# Start of MATERIAL PROVIDED

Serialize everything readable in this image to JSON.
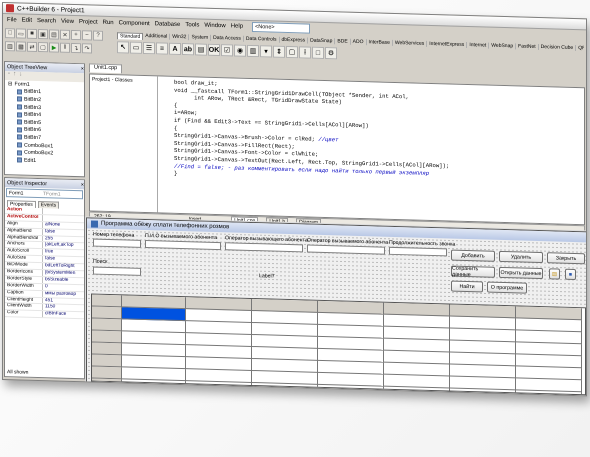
{
  "app": {
    "title": "C++Builder 6 - Project1"
  },
  "menu": [
    "File",
    "Edit",
    "Search",
    "View",
    "Project",
    "Run",
    "Component",
    "Database",
    "Tools",
    "Window",
    "Help"
  ],
  "toolbar": {
    "desktop_combo": "<None>"
  },
  "palette_tabs": [
    "Standard",
    "Additional",
    "Win32",
    "System",
    "Data Access",
    "Data Controls",
    "dbExpress",
    "DataSnap",
    "BDE",
    "ADO",
    "InterBase",
    "WebServices",
    "InternetExpress",
    "Internet",
    "WebSnap",
    "FastNet",
    "Decision Cube",
    "QReport"
  ],
  "tree_view": {
    "title": "Object TreeView",
    "root": "Form1",
    "items": [
      "BitBtn1",
      "BitBtn2",
      "BitBtn3",
      "BitBtn4",
      "BitBtn5",
      "BitBtn6",
      "BitBtn7",
      "ComboBox1",
      "ComboBox2",
      "Edit1"
    ]
  },
  "inspector": {
    "title": "Object Inspector",
    "object": "Form1",
    "object_type": "TForm1",
    "tabs": [
      "Properties",
      "Events"
    ],
    "rows": [
      {
        "k": "Action",
        "v": "",
        "cat": true
      },
      {
        "k": "ActiveControl",
        "v": "",
        "cat": true
      },
      {
        "k": "Align",
        "v": "alNone"
      },
      {
        "k": "AlphaBlend",
        "v": "false"
      },
      {
        "k": "AlphaBlendVal",
        "v": "255"
      },
      {
        "k": "Anchors",
        "v": "[akLeft,akTop"
      },
      {
        "k": "AutoScroll",
        "v": "true"
      },
      {
        "k": "AutoSize",
        "v": "false"
      },
      {
        "k": "BiDiMode",
        "v": "bdLeftToRight"
      },
      {
        "k": "BorderIcons",
        "v": "[biSystemMen"
      },
      {
        "k": "BorderStyle",
        "v": "bsSizeable"
      },
      {
        "k": "BorderWidth",
        "v": "0"
      },
      {
        "k": "Caption",
        "v": "ммы разговор"
      },
      {
        "k": "ClientHeight",
        "v": "451"
      },
      {
        "k": "ClientWidth",
        "v": "1150"
      },
      {
        "k": "Color",
        "v": "clBtnFace"
      }
    ],
    "footer": "All shown"
  },
  "editor": {
    "tabs": [
      "Unit1.cpp"
    ],
    "active_tab": "Unit1.cpp",
    "class_tree_root": "Project1 - Classes",
    "code_lines": [
      "bool draw_it;",
      "void __fastcall TForm1::StringGrid1DrawCell(TObject *Sender, int ACol,",
      "      int ARow, TRect &Rect, TGridDrawState State)",
      "{",
      "i=ARow;",
      "",
      "if (Find && Edit3->Text == StringGrid1->Cells[ACol][ARow])",
      "{",
      "StringGrid1->Canvas->Brush->Color = clRed; //цвет",
      "StringGrid1->Canvas->FillRect(Rect);",
      "StringGrid1->Canvas->Font->Color = clWhite;",
      "StringGrid1->Canvas->TextOut(Rect.Left, Rect.Top, StringGrid1->Cells[ACol][ARow]);",
      "//Find = false; - раз комментировать если надо найти только первый экземпляр",
      "}"
    ],
    "comment_marker": "//",
    "status": {
      "position": "262: 19",
      "mode": "Insert",
      "tabs": [
        "Unit1.cpp",
        "Unit1.h",
        "Diagram"
      ]
    }
  },
  "form": {
    "title": "Программа обёжу сплати телефонних розмов",
    "headers": [
      "Номер телефона",
      "П.И.О вызываемого абонента",
      "Оператор вызывающего абонента",
      "Оператор вызываемого абонента",
      "Продолжительность звонка"
    ],
    "buttons": {
      "add": "Добавить",
      "delete": "Удалить",
      "close": "Закрыть",
      "save": "Сохранить данные",
      "open": "Открыть данные",
      "find": "Найти",
      "about": "О программе"
    },
    "search_label": "Поиск",
    "label7": "Label7"
  }
}
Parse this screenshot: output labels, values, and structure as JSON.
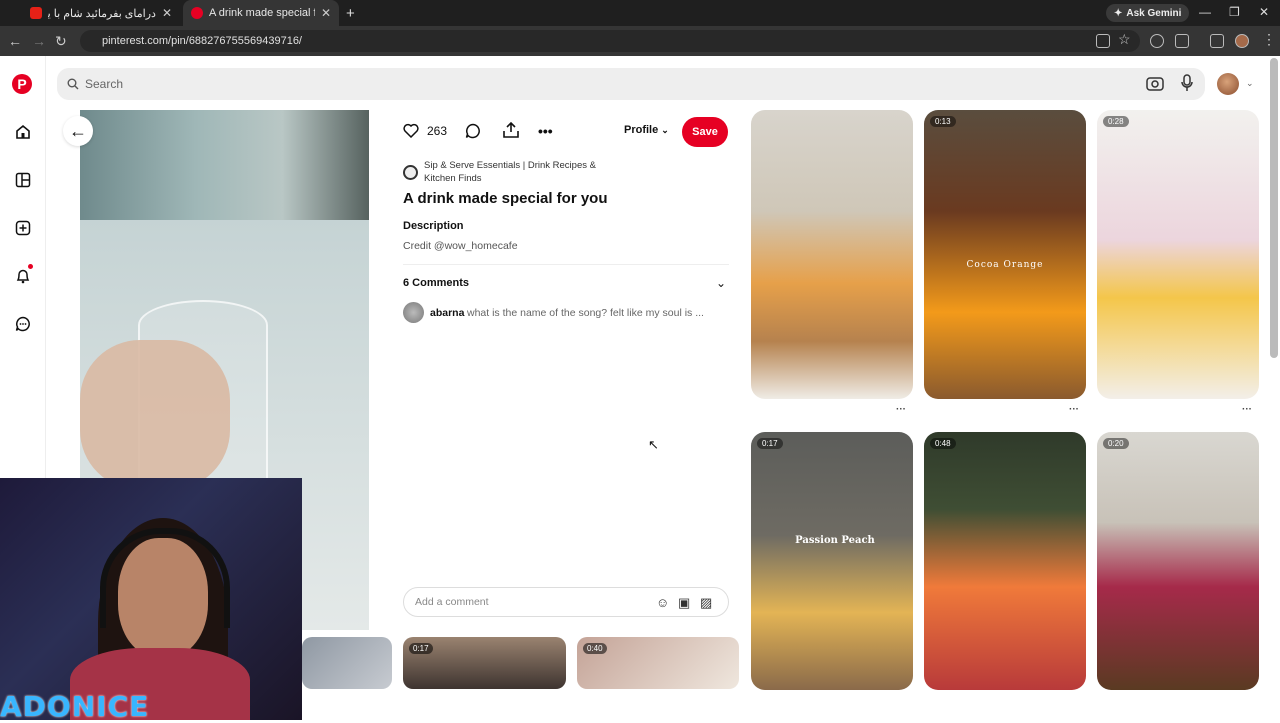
{
  "browser": {
    "tabs": [
      {
        "title": "دراماى بفرمائيد شام با يوتيوبرها",
        "favicon_color": "#e62117"
      },
      {
        "title": "A drink made special for you",
        "favicon_color": "#e60023"
      }
    ],
    "ask_gemini": "Ask Gemini",
    "url": "pinterest.com/pin/688276755569439716/"
  },
  "search": {
    "placeholder": "Search"
  },
  "pin": {
    "like_count": "263",
    "profile_label": "Profile",
    "save_label": "Save",
    "source": "Sip & Serve Essentials | Drink Recipes & Kitchen Finds",
    "title": "A drink made special for you",
    "description_heading": "Description",
    "description": "Credit @wow_homecafe",
    "comments_heading": "6 Comments",
    "comment": {
      "user": "abarna",
      "text": "what is the name of the song? felt like my soul is ..."
    },
    "comment_placeholder": "Add a comment"
  },
  "related": [
    {
      "duration": ""
    },
    {
      "duration": "0:13",
      "caption": "Cocoa Orange"
    },
    {
      "duration": "0:28"
    },
    {
      "duration": "0:17",
      "caption": "Passion Peach"
    },
    {
      "duration": "0:48"
    },
    {
      "duration": "0:20"
    }
  ],
  "bottom_tiles": [
    {
      "duration": ""
    },
    {
      "duration": "0:17"
    },
    {
      "duration": "0:40"
    }
  ],
  "overlay": {
    "logo_text": "ADONICE"
  },
  "colors": {
    "brand": "#e60023",
    "chrome_dark": "#1f1f1f"
  }
}
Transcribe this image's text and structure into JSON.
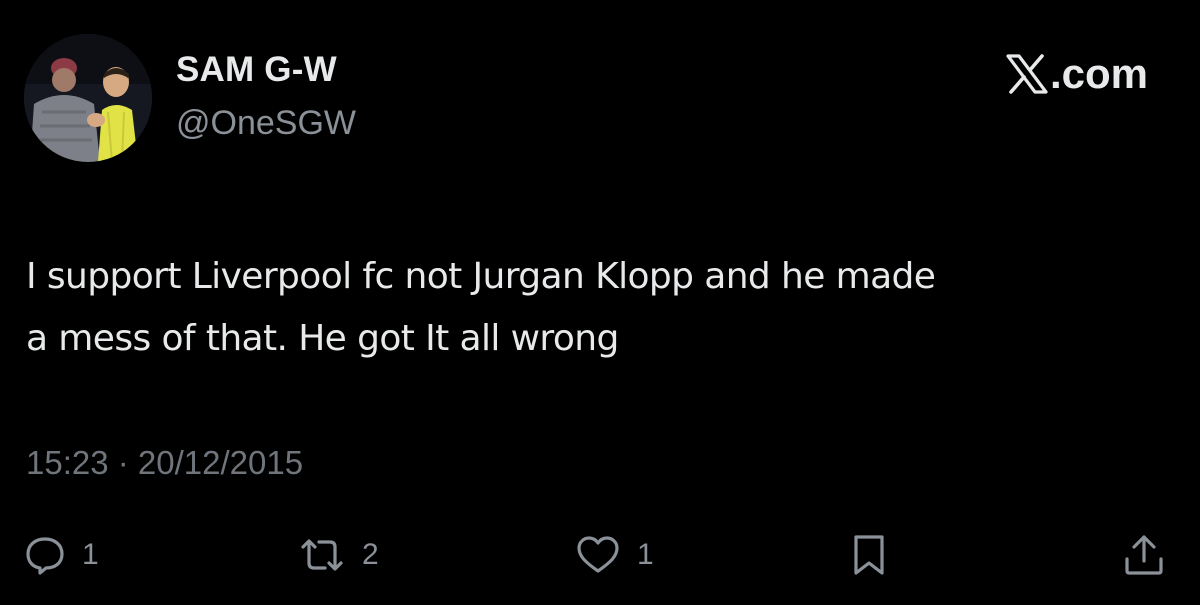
{
  "author": {
    "display_name": "SAM G-W",
    "handle": "@OneSGW",
    "avatar_icon": "profile-photo"
  },
  "brand": {
    "label": ".com",
    "icon": "x-logo-icon"
  },
  "tweet": {
    "text_line1": "I support Liverpool fc not Jurgan Klopp and he made",
    "text_line2": "a mess of that. He got It all wrong",
    "timestamp": "15:23 · 20/12/2015"
  },
  "actions": {
    "reply_count": "1",
    "retweet_count": "2",
    "like_count": "1"
  },
  "colors": {
    "background": "#000000",
    "primary_text": "#e7e9ea",
    "secondary_text": "#8b9198"
  }
}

# End of MATERIAL PROVIDED

# [WHAT IS REQUIRED]
Identify each line in the records above containing the word "Canvas"; copy those lines.

# [COMPLETE OUTPUT]
      "StringGrid1->Canvas->Brush->Color = clRed; //цвет",
      "StringGrid1->Canvas->FillRect(Rect);",
      "StringGrid1->Canvas->Font->Color = clWhite;",
      "StringGrid1->Canvas->TextOut(Rect.Left, Rect.Top, StringGrid1->Cells[ACol][ARow]);",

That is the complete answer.